The task:
Repeat the listing in full, word for word.

(Records)
****

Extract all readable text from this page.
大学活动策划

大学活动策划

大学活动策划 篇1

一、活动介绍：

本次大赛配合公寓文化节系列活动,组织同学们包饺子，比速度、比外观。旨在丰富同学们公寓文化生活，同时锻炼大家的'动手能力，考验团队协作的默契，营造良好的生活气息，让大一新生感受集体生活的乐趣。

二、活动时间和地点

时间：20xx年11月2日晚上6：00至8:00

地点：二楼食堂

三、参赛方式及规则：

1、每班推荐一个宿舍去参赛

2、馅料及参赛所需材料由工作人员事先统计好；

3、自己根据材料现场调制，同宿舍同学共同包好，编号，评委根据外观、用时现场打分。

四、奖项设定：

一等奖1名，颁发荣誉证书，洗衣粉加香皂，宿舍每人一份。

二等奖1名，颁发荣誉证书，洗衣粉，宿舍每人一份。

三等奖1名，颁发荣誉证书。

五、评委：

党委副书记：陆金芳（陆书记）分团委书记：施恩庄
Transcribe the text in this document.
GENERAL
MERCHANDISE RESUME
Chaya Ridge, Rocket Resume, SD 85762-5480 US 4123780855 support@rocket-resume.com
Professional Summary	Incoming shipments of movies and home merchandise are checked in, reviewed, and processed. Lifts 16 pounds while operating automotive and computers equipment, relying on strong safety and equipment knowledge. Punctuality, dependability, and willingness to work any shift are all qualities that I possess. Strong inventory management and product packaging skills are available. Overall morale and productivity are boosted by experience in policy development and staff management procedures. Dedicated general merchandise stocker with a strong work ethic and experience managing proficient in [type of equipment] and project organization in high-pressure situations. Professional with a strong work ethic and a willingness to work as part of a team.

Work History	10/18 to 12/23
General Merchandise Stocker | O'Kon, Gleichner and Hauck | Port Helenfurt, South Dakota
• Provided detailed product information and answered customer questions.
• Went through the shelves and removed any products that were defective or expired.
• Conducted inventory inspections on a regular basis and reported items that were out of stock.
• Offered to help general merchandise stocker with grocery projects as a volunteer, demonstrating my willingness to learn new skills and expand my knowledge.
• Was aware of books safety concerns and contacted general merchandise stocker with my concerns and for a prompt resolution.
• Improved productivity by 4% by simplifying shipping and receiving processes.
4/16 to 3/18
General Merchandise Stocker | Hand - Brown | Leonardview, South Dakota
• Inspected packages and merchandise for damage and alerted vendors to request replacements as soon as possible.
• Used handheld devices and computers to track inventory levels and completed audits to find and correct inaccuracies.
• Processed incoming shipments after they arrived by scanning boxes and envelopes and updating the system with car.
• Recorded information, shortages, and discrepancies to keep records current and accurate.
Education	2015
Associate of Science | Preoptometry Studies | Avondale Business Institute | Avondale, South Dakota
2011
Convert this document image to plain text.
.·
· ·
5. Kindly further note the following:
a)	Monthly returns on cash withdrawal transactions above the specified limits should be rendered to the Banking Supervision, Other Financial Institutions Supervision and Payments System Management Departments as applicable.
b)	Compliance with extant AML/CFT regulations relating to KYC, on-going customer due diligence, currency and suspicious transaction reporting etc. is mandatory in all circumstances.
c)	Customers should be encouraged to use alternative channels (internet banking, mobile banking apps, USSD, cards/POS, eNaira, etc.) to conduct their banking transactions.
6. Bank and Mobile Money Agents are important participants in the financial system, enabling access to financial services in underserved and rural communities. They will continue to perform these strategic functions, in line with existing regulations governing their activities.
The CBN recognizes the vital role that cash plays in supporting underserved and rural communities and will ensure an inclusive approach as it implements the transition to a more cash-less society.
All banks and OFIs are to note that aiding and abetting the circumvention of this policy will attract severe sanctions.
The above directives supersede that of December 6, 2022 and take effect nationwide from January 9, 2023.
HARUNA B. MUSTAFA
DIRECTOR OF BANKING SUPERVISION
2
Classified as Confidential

****

Reply:
Extract all readable text from this page.
大学活动策划

大学活动策划

大学活动策划 篇1

一、活动介绍：

本次大赛配合公寓文化节系列活动,组织同学们包饺子，比速度、比外观。旨在丰富同学们公寓文化生活，同时锻炼大家的'动手能力，考验团队协作的默契，营造良好的生活气息，让大一新生感受集体生活的乐趣。

二、活动时间和地点

时间：20xx年11月2日晚上6：00至8:00

地点：二楼食堂

三、参赛方式及规则：

1、每班推荐一个宿舍去参赛

2、馅料及参赛所需材料由工作人员事先统计好；

3、自己根据材料现场调制，同宿舍同学共同包好，编号，评委根据外观、用时现场打分。

四、奖项设定：

一等奖1名，颁发荣誉证书，洗衣粉加香皂，宿舍每人一份。

二等奖1名，颁发荣誉证书，洗衣粉，宿舍每人一份。

三等奖1名，颁发荣誉证书。

五、评委：

党委副书记：陆金芳（陆书记）分团委书记：施恩庄
Transcribe the text in this document.
GENERAL
MERCHANDISE RESUME
Chaya Ridge, Rocket Resume, SD 85762-5480 US 4123780855 support@rocket-resume.com
Professional Summary	Incoming shipments of movies and home merchandise are checked in, reviewed, and processed. Lifts 16 pounds while operating automotive and computers equipment, relying on strong safety and equipment knowledge. Punctuality, dependability, and willingness to work any shift are all qualities that I possess. Strong inventory management and product packaging skills are available. Overall morale and productivity are boosted by experience in policy development and staff management procedures. Dedicated general merchandise stocker with a strong work ethic and experience managing proficient in [type of equipment] and project organization in high-pressure situations. Professional with a strong work ethic and a willingness to work as part of a team.

Work History	10/18 to 12/23
General Merchandise Stocker | O'Kon, Gleichner and Hauck | Port Helenfurt, South Dakota
• Provided detailed product information and answered customer questions.
• Went through the shelves and removed any products that were defective or expired.
• Conducted inventory inspections on a regular basis and reported items that were out of stock.
• Offered to help general merchandise stocker with grocery projects as a volunteer, demonstrating my willingness to learn new skills and expand my knowledge.
• Was aware of books safety concerns and contacted general merchandise stocker with my concerns and for a prompt resolution.
• Improved productivity by 4% by simplifying shipping and receiving processes.
4/16 to 3/18
General Merchandise Stocker | Hand - Brown | Leonardview, South Dakota
• Inspected packages and merchandise for damage and alerted vendors to request replacements as soon as possible.
• Used handheld devices and computers to track inventory levels and completed audits to find and correct inaccuracies.
• Processed incoming shipments after they arrived by scanning boxes and envelopes and updating the system with car.
• Recorded information, shortages, and discrepancies to keep records current and accurate.
Education	2015
Associate of Science | Preoptometry Studies | Avondale Business Institute | Avondale, South Dakota
2011
Convert this document image to plain text.
.·
· ·
5. Kindly further note the following:
a)	Monthly returns on cash withdrawal transactions above the specified limits should be rendered to the Banking Supervision, Other Financial Institutions Supervision and Payments System Management Departments as applicable.
b)	Compliance with extant AML/CFT regulations relating to KYC, on-going customer due diligence, currency and suspicious transaction reporting etc. is mandatory in all circumstances.
c)	Customers should be encouraged to use alternative channels (internet banking, mobile banking apps, USSD, cards/POS, eNaira, etc.) to conduct their banking transactions.
6. Bank and Mobile Money Agents are important participants in the financial system, enabling access to financial services in underserved and rural communities. They will continue to perform these strategic functions, in line with existing regulations governing their activities.
The CBN recognizes the vital role that cash plays in supporting underserved and rural communities and will ensure an inclusive approach as it implements the transition to a more cash-less society.
All banks and OFIs are to note that aiding and abetting the circumvention of this policy will attract severe sanctions.
The above directives supersede that of December 6, 2022 and take effect nationwide from January 9, 2023.
HARUNA B. MUSTAFA
DIRECTOR OF BANKING SUPERVISION
2
Classified as Confidential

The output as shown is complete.